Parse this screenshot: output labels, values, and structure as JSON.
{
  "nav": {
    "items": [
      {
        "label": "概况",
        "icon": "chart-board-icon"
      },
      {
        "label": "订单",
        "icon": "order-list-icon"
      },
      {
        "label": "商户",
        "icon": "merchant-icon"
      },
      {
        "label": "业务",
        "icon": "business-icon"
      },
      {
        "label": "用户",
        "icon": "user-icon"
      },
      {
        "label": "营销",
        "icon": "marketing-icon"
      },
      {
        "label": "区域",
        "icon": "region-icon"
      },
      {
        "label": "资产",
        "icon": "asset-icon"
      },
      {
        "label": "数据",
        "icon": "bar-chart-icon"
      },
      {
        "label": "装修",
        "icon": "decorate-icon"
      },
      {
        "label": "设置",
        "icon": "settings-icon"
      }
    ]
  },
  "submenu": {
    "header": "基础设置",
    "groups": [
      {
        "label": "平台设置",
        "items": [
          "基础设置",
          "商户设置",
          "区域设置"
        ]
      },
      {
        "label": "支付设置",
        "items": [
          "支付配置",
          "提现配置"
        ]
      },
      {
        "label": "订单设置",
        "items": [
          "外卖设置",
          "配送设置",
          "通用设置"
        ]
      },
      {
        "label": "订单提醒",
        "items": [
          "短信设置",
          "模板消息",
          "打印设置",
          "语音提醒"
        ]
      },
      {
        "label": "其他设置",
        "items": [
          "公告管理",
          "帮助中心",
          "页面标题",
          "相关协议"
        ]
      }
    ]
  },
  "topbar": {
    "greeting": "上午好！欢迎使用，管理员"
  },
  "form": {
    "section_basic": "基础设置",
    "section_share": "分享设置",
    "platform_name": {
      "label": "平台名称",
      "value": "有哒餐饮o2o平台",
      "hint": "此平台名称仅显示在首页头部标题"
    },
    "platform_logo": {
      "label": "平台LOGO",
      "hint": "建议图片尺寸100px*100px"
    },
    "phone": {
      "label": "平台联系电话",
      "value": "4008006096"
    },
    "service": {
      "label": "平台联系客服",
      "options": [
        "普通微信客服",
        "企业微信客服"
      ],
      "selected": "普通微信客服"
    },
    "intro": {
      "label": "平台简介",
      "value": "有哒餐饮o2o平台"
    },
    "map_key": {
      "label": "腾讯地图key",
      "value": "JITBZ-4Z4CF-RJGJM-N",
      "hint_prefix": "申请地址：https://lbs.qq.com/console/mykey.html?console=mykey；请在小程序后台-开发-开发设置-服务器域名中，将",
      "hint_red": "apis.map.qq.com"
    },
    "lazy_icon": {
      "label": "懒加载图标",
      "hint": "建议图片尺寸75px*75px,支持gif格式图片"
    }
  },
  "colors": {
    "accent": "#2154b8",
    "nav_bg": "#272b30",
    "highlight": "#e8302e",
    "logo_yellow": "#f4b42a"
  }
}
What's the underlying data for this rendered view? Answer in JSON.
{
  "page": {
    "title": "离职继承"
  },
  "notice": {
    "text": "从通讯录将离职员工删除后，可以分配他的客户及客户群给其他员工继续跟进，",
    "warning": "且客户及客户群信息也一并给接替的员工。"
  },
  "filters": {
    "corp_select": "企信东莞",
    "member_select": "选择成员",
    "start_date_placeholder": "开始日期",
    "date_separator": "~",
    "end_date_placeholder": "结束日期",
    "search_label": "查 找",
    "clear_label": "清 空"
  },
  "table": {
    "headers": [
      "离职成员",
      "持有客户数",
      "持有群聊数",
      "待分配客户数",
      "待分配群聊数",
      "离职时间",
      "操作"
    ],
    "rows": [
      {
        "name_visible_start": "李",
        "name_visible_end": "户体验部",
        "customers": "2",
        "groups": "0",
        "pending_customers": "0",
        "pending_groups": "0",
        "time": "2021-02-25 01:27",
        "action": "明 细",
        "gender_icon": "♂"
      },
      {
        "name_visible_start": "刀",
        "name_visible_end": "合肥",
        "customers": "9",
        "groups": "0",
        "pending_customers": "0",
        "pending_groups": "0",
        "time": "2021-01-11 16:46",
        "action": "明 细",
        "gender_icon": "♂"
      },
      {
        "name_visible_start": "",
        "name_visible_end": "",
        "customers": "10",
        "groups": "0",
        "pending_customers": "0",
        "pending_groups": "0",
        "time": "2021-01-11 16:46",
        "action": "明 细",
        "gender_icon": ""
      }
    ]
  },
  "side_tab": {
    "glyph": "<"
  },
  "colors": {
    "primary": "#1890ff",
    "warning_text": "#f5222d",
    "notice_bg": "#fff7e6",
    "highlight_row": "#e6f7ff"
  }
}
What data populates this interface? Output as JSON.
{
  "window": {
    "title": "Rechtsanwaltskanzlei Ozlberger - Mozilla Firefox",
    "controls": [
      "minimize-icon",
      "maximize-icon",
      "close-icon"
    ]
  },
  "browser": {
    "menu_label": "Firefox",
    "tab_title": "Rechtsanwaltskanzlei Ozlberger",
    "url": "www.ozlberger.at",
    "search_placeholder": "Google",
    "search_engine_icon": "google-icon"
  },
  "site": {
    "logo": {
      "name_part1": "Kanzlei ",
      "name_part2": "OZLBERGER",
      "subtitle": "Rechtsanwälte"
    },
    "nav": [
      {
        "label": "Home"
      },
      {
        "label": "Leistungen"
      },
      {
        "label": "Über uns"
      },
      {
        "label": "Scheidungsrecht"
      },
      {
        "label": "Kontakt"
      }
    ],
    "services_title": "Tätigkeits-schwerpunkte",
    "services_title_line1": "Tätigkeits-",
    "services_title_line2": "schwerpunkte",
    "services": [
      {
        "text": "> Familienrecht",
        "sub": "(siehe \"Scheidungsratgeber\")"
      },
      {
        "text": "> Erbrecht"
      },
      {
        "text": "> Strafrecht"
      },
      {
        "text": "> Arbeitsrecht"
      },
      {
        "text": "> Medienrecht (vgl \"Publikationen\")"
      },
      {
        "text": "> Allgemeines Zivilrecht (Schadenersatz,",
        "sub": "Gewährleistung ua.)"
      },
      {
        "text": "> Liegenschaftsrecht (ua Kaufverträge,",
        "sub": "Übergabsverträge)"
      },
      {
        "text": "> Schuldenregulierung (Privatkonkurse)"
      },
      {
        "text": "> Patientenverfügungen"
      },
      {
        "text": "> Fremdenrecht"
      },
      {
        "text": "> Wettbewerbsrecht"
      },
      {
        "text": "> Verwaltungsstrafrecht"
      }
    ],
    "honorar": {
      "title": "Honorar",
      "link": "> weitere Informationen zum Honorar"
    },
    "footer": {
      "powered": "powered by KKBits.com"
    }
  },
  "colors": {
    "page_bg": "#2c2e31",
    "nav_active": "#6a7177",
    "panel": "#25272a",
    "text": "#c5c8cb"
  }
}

** PROBLEM TO SOLVE **
Using the listing above, reproduce each line without omission.

** ANSWER TO THIS PROBLEM **
Parse this screenshot: output labels, values, and structure as JSON.
{
  "nav": {
    "items": [
      {
        "label": "概况",
        "icon": "chart-board-icon"
      },
      {
        "label": "订单",
        "icon": "order-list-icon"
      },
      {
        "label": "商户",
        "icon": "merchant-icon"
      },
      {
        "label": "业务",
        "icon": "business-icon"
      },
      {
        "label": "用户",
        "icon": "user-icon"
      },
      {
        "label": "营销",
        "icon": "marketing-icon"
      },
      {
        "label": "区域",
        "icon": "region-icon"
      },
      {
        "label": "资产",
        "icon": "asset-icon"
      },
      {
        "label": "数据",
        "icon": "bar-chart-icon"
      },
      {
        "label": "装修",
        "icon": "decorate-icon"
      },
      {
        "label": "设置",
        "icon": "settings-icon"
      }
    ]
  },
  "submenu": {
    "header": "基础设置",
    "groups": [
      {
        "label": "平台设置",
        "items": [
          "基础设置",
          "商户设置",
          "区域设置"
        ]
      },
      {
        "label": "支付设置",
        "items": [
          "支付配置",
          "提现配置"
        ]
      },
      {
        "label": "订单设置",
        "items": [
          "外卖设置",
          "配送设置",
          "通用设置"
        ]
      },
      {
        "label": "订单提醒",
        "items": [
          "短信设置",
          "模板消息",
          "打印设置",
          "语音提醒"
        ]
      },
      {
        "label": "其他设置",
        "items": [
          "公告管理",
          "帮助中心",
          "页面标题",
          "相关协议"
        ]
      }
    ]
  },
  "topbar": {
    "greeting": "上午好！欢迎使用，管理员"
  },
  "form": {
    "section_basic": "基础设置",
    "section_share": "分享设置",
    "platform_name": {
      "label": "平台名称",
      "value": "有哒餐饮o2o平台",
      "hint": "此平台名称仅显示在首页头部标题"
    },
    "platform_logo": {
      "label": "平台LOGO",
      "hint": "建议图片尺寸100px*100px"
    },
    "phone": {
      "label": "平台联系电话",
      "value": "4008006096"
    },
    "service": {
      "label": "平台联系客服",
      "options": [
        "普通微信客服",
        "企业微信客服"
      ],
      "selected": "普通微信客服"
    },
    "intro": {
      "label": "平台简介",
      "value": "有哒餐饮o2o平台"
    },
    "map_key": {
      "label": "腾讯地图key",
      "value": "JITBZ-4Z4CF-RJGJM-N",
      "hint_prefix": "申请地址：https://lbs.qq.com/console/mykey.html?console=mykey；请在小程序后台-开发-开发设置-服务器域名中，将",
      "hint_red": "apis.map.qq.com"
    },
    "lazy_icon": {
      "label": "懒加载图标",
      "hint": "建议图片尺寸75px*75px,支持gif格式图片"
    }
  },
  "colors": {
    "accent": "#2154b8",
    "nav_bg": "#272b30",
    "highlight": "#e8302e",
    "logo_yellow": "#f4b42a"
  }
}
What's the underlying data for this rendered view? Answer in JSON.
{
  "page": {
    "title": "离职继承"
  },
  "notice": {
    "text": "从通讯录将离职员工删除后，可以分配他的客户及客户群给其他员工继续跟进，",
    "warning": "且客户及客户群信息也一并给接替的员工。"
  },
  "filters": {
    "corp_select": "企信东莞",
    "member_select": "选择成员",
    "start_date_placeholder": "开始日期",
    "date_separator": "~",
    "end_date_placeholder": "结束日期",
    "search_label": "查 找",
    "clear_label": "清 空"
  },
  "table": {
    "headers": [
      "离职成员",
      "持有客户数",
      "持有群聊数",
      "待分配客户数",
      "待分配群聊数",
      "离职时间",
      "操作"
    ],
    "rows": [
      {
        "name_visible_start": "李",
        "name_visible_end": "户体验部",
        "customers": "2",
        "groups": "0",
        "pending_customers": "0",
        "pending_groups": "0",
        "time": "2021-02-25 01:27",
        "action": "明 细",
        "gender_icon": "♂"
      },
      {
        "name_visible_start": "刀",
        "name_visible_end": "合肥",
        "customers": "9",
        "groups": "0",
        "pending_customers": "0",
        "pending_groups": "0",
        "time": "2021-01-11 16:46",
        "action": "明 细",
        "gender_icon": "♂"
      },
      {
        "name_visible_start": "",
        "name_visible_end": "",
        "customers": "10",
        "groups": "0",
        "pending_customers": "0",
        "pending_groups": "0",
        "time": "2021-01-11 16:46",
        "action": "明 细",
        "gender_icon": ""
      }
    ]
  },
  "side_tab": {
    "glyph": "<"
  },
  "colors": {
    "primary": "#1890ff",
    "warning_text": "#f5222d",
    "notice_bg": "#fff7e6",
    "highlight_row": "#e6f7ff"
  }
}
What data populates this interface? Output as JSON.
{
  "window": {
    "title": "Rechtsanwaltskanzlei Ozlberger - Mozilla Firefox",
    "controls": [
      "minimize-icon",
      "maximize-icon",
      "close-icon"
    ]
  },
  "browser": {
    "menu_label": "Firefox",
    "tab_title": "Rechtsanwaltskanzlei Ozlberger",
    "url": "www.ozlberger.at",
    "search_placeholder": "Google",
    "search_engine_icon": "google-icon"
  },
  "site": {
    "logo": {
      "name_part1": "Kanzlei ",
      "name_part2": "OZLBERGER",
      "subtitle": "Rechtsanwälte"
    },
    "nav": [
      {
        "label": "Home"
      },
      {
        "label": "Leistungen"
      },
      {
        "label": "Über uns"
      },
      {
        "label": "Scheidungsrecht"
      },
      {
        "label": "Kontakt"
      }
    ],
    "services_title": "Tätigkeits-schwerpunkte",
    "services_title_line1": "Tätigkeits-",
    "services_title_line2": "schwerpunkte",
    "services": [
      {
        "text": "> Familienrecht",
        "sub": "(siehe \"Scheidungsratgeber\")"
      },
      {
        "text": "> Erbrecht"
      },
      {
        "text": "> Strafrecht"
      },
      {
        "text": "> Arbeitsrecht"
      },
      {
        "text": "> Medienrecht (vgl \"Publikationen\")"
      },
      {
        "text": "> Allgemeines Zivilrecht (Schadenersatz,",
        "sub": "Gewährleistung ua.)"
      },
      {
        "text": "> Liegenschaftsrecht (ua Kaufverträge,",
        "sub": "Übergabsverträge)"
      },
      {
        "text": "> Schuldenregulierung (Privatkonkurse)"
      },
      {
        "text": "> Patientenverfügungen"
      },
      {
        "text": "> Fremdenrecht"
      },
      {
        "text": "> Wettbewerbsrecht"
      },
      {
        "text": "> Verwaltungsstrafrecht"
      }
    ],
    "honorar": {
      "title": "Honorar",
      "link": "> weitere Informationen zum Honorar"
    },
    "footer": {
      "powered": "powered by KKBits.com"
    }
  },
  "colors": {
    "page_bg": "#2c2e31",
    "nav_active": "#6a7177",
    "panel": "#25272a",
    "text": "#c5c8cb"
  }
}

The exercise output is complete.